Scan the entries below and extract each line with the word "logo" in it.

## start STORED DATA

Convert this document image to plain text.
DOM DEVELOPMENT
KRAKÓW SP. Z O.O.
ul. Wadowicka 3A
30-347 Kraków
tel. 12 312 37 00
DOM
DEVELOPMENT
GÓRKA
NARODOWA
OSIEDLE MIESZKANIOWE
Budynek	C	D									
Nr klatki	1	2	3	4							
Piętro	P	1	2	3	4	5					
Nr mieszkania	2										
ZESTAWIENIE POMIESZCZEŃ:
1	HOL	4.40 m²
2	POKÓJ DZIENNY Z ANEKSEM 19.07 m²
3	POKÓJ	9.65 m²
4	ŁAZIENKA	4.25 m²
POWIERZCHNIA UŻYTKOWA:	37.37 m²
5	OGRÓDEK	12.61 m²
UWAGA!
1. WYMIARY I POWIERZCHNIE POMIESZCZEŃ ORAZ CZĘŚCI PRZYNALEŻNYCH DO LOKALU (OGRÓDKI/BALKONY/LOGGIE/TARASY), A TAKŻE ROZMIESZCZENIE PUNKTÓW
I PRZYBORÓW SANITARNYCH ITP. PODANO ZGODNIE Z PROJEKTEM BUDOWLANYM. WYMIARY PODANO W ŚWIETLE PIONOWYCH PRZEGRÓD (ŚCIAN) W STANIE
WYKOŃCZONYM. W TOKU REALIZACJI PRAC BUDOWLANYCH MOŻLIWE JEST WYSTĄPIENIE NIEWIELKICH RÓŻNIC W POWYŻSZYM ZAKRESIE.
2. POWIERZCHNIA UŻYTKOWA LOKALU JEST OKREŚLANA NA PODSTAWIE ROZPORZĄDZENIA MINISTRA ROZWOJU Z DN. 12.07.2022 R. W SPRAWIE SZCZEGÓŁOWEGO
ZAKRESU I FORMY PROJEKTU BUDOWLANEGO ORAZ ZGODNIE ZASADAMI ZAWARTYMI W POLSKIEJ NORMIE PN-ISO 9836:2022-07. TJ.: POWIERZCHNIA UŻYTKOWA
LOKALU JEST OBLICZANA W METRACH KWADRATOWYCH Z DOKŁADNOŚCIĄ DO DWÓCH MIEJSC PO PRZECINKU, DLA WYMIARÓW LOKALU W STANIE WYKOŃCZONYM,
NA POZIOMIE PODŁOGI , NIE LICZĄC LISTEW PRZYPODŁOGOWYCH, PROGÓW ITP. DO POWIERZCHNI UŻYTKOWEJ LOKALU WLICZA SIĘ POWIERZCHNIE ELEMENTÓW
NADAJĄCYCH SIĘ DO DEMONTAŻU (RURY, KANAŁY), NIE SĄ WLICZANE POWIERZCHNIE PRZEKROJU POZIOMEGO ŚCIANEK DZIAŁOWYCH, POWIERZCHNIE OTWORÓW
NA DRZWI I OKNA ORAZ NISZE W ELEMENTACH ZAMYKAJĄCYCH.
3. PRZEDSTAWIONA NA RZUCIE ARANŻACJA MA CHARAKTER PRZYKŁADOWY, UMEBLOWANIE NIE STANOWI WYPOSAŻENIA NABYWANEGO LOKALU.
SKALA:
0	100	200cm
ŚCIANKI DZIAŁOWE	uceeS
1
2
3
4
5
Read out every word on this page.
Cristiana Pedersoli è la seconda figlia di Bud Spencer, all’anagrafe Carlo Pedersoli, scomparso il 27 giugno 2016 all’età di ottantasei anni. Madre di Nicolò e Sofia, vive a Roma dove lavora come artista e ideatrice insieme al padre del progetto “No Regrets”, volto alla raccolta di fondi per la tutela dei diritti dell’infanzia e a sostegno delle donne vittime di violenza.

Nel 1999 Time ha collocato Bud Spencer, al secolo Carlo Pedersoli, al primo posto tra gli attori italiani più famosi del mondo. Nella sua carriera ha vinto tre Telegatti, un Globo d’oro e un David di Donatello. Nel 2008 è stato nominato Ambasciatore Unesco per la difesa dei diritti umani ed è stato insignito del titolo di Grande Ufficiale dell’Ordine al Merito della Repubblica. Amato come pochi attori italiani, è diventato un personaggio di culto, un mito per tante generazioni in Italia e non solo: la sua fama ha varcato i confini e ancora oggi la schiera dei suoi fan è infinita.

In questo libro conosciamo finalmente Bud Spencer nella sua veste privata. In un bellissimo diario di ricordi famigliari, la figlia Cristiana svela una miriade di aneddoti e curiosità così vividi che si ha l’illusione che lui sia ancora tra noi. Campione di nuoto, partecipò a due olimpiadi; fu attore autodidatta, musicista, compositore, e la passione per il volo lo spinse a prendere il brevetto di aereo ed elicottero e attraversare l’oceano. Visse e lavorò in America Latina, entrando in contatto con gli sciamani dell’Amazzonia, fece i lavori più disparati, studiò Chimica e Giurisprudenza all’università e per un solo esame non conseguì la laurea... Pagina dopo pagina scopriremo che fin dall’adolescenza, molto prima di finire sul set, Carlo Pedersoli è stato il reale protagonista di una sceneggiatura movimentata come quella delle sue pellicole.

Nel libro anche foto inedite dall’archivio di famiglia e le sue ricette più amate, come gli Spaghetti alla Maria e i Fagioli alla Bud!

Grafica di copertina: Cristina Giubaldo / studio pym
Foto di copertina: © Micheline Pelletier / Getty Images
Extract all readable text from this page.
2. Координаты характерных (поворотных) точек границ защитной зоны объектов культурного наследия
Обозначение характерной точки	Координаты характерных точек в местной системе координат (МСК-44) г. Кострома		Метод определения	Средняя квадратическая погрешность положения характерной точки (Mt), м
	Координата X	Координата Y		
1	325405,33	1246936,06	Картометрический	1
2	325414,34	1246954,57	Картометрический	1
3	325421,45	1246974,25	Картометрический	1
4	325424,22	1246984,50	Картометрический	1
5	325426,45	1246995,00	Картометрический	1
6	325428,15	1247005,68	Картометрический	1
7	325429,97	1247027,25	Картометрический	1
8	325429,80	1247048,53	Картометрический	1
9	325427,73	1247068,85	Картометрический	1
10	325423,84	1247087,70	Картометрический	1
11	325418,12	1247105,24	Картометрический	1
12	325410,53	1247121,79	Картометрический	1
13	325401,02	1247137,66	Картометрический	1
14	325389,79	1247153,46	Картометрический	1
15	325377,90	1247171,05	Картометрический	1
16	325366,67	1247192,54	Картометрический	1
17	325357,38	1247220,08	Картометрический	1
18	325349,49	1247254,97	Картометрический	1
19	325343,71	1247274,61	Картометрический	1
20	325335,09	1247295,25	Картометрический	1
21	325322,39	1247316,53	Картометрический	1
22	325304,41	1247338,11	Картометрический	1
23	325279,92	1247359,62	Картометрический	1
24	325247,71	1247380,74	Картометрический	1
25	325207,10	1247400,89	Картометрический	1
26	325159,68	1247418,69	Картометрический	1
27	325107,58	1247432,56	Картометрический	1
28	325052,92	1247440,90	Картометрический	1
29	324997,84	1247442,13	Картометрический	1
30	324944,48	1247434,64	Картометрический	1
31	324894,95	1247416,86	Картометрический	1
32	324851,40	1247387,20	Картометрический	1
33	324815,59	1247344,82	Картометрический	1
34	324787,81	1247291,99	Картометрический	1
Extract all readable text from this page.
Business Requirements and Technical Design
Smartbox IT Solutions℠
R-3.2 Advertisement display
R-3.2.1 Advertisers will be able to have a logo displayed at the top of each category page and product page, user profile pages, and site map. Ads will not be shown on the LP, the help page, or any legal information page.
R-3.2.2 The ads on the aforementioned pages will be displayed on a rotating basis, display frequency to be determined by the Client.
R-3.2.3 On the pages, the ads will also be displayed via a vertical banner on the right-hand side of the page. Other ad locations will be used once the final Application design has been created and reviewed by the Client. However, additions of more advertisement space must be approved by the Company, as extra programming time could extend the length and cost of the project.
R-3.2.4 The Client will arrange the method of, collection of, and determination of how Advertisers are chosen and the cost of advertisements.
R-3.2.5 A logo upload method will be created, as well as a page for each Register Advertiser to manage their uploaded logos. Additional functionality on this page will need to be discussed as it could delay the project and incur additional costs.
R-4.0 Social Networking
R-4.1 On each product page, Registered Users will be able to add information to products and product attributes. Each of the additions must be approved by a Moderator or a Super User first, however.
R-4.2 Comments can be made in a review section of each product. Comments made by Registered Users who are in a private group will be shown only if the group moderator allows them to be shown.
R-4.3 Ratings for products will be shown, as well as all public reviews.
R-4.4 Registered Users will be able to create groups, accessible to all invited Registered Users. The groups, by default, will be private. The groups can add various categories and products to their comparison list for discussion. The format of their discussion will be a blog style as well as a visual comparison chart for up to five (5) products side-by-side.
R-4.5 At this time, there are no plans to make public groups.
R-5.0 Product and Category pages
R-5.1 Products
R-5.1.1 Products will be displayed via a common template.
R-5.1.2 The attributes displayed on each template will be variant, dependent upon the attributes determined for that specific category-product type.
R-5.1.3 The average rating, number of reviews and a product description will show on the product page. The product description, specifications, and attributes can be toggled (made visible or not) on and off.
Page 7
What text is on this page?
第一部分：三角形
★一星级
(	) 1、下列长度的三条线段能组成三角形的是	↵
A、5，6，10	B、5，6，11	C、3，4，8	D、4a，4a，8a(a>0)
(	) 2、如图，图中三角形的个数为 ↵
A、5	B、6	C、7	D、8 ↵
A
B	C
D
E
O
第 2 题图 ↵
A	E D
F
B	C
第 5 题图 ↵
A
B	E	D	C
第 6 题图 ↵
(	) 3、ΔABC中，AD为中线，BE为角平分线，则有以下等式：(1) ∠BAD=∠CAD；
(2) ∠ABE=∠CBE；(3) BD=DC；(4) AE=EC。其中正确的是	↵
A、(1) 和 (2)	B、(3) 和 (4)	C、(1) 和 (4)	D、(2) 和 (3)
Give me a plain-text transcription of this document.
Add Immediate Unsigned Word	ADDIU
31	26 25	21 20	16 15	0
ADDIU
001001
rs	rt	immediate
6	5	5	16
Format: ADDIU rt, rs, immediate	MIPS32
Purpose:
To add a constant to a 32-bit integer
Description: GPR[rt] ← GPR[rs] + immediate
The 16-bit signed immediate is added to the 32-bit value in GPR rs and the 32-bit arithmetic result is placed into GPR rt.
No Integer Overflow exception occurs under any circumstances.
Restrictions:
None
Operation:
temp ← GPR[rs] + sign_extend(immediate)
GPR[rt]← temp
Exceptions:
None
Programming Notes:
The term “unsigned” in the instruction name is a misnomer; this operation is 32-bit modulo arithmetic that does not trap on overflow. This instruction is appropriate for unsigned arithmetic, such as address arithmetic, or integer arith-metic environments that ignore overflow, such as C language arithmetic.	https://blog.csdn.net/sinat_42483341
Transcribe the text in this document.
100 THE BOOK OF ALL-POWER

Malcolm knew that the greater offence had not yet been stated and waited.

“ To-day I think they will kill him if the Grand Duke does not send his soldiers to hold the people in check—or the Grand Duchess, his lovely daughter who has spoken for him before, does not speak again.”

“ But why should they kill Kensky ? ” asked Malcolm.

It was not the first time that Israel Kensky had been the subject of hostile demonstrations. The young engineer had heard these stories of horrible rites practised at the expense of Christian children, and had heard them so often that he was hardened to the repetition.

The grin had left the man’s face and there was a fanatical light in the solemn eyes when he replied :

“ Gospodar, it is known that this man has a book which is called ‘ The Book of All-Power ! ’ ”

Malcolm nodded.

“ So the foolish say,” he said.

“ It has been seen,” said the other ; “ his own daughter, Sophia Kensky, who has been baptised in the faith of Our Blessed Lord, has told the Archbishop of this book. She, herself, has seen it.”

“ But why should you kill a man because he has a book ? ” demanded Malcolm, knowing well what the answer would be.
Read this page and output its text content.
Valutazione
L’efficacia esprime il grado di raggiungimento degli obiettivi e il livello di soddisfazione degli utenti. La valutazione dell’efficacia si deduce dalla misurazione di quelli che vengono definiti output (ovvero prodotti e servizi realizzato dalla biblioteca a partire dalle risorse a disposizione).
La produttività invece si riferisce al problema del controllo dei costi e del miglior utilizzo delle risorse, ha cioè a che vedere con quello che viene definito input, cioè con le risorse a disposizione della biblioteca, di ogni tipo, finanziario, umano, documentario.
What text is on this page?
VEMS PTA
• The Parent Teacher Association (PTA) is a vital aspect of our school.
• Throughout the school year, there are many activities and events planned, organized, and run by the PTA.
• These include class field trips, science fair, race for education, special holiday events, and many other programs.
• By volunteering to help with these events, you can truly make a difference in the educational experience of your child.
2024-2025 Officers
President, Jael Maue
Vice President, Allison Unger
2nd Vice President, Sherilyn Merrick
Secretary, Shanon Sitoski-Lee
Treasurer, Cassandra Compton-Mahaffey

## end STORED DATA

• **SOLUTION**:
R-3.2.1 Advertisers will be able to have a logo displayed at the top of each category page and product page, user profile pages, and site map. Ads will not be shown on the LP, the help page, or any legal information page.
R-3.2.5 A logo upload method will be created, as well as a page for each Register Advertiser to manage their uploaded logos. Additional functionality on this page will need to be discussed as it could delay the project and incur additional costs.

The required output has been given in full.